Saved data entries
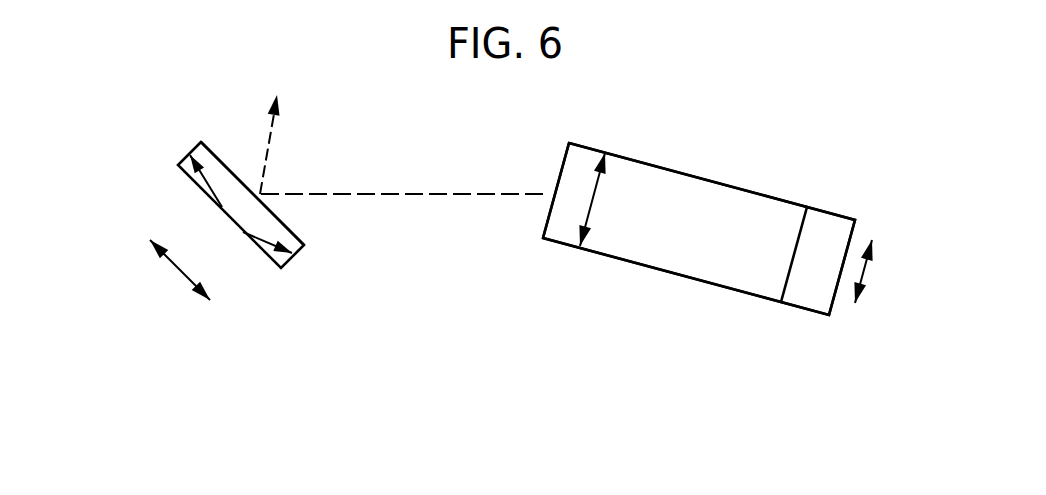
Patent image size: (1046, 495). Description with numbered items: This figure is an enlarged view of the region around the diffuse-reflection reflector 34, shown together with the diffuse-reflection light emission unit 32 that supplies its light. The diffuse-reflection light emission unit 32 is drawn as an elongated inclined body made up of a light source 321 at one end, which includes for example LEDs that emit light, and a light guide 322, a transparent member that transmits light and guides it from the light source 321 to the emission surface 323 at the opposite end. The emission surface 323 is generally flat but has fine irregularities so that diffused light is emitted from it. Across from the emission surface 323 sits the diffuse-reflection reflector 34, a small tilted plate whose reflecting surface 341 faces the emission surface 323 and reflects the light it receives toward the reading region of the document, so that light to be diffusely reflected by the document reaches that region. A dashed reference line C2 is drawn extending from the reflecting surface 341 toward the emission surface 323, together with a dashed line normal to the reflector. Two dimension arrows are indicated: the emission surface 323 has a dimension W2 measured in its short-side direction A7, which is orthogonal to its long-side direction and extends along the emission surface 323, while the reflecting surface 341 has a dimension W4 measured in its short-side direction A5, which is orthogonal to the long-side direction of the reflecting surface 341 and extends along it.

The diffuse-reflection light emission unit 32 is at (796, 373).
The light source 321 is at (805, 293).
The light guide 322 is at (700, 265).
The emission surface 323 is at (548, 212).
The diffuse-reflection reflector 34 is at (304, 247).
The reflecting surface 341 is at (217, 156).
The normal axis C2 is at (272, 135).
The dimension W2 is at (615, 199).
The dimension W4 is at (241, 204).
The short-side direction A5 is at (171, 274).
The short-side direction A7 is at (887, 271).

» **Requirement**
Can you convert every line in the rows above into a numbered list, skipping blank lines and leaving the pictures out?

» **Result of this exercise**
1. Patent image size: (1046, 495). Description with numbered items: This figure is an enlarged view of the region around the diffuse-reflection reflector 34, shown together with the diffuse-reflection light emission unit 32 that supplies its light. The diffuse-reflection light emission unit 32 is drawn as an elongated inclined body made up of a light source 321 at one end, which includes for example LEDs that emit light, and a light guide 322, a transparent member that transmits light and guides it from the light source 321 to the emission surface 323 at the opposite end. The emission surface 323 is generally flat but has fine irregularities so that diffused light is emitted from it. Across from the emission surface 323 sits the diffuse-reflection reflector 34, a small tilted plate whose reflecting surface 341 faces the emission surface 323 and reflects the light it receives toward the reading region of the document, so that light to be diffusely reflected by the document reaches that region. A dashed reference line C2 is drawn extending from the reflecting surface 341 toward the emission surface 323, together with a dashed line normal to the reflector. Two dimension arrows are indicated: the emission surface 323 has a dimension W2 measured in its short-side direction A7, which is orthogonal to its long-side direction and extends along the emission surface 323, while the reflecting surface 341 has a dimension W4 measured in its short-side direction A5, which is orthogonal to the long-side direction of the reflecting surface 341 and extends along it.
2. The diffuse-reflection light emission unit 32 is at (796, 373).
3. The light source 321 is at (805, 293).
4. The light guide 322 is at (700, 265).
5. The emission surface 323 is at (548, 212).
6. The diffuse-reflection reflector 34 is at (304, 247).
7. The reflecting surface 341 is at (217, 156).
8. The normal axis C2 is at (272, 135).
9. The dimension W2 is at (615, 199).
10. The dimension W4 is at (241, 204).
11. The short-side direction A5 is at (171, 274).
12. The short-side direction A7 is at (887, 271).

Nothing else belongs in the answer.